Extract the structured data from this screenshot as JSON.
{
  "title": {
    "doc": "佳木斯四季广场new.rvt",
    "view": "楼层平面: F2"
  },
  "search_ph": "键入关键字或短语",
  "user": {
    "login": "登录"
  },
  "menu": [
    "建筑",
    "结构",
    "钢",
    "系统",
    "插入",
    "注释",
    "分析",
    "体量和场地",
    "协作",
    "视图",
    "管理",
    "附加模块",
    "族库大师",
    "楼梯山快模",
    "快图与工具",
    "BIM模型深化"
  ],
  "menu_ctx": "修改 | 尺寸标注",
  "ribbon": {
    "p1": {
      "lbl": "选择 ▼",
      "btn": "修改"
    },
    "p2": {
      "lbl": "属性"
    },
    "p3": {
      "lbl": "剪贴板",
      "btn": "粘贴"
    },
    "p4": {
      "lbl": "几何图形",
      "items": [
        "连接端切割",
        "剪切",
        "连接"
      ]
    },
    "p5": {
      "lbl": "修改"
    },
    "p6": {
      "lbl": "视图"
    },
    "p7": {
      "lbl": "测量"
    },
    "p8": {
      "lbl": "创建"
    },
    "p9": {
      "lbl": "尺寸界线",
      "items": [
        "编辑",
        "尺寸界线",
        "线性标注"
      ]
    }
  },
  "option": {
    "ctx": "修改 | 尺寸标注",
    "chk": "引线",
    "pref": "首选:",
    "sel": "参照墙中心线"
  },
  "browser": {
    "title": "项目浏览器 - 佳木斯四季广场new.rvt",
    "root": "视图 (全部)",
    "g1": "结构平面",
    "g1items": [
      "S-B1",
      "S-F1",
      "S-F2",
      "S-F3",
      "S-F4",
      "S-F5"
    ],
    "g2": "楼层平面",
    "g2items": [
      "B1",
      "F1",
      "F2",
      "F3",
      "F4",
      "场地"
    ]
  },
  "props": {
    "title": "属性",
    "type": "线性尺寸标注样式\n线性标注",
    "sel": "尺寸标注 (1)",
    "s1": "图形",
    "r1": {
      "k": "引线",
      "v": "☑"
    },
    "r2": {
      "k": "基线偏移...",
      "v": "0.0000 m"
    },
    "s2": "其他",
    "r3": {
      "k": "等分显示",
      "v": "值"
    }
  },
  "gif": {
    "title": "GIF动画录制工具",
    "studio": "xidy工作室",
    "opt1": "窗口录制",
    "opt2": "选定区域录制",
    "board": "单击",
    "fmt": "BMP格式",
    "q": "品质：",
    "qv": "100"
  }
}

Task statement: Note each line of the entries that has "title" in it, and copy those lines.

Solution:
  "title": {
    "title": "项目浏览器 - 佳木斯四季广场new.rvt",
    "title": "属性",
    "title": "GIF动画录制工具",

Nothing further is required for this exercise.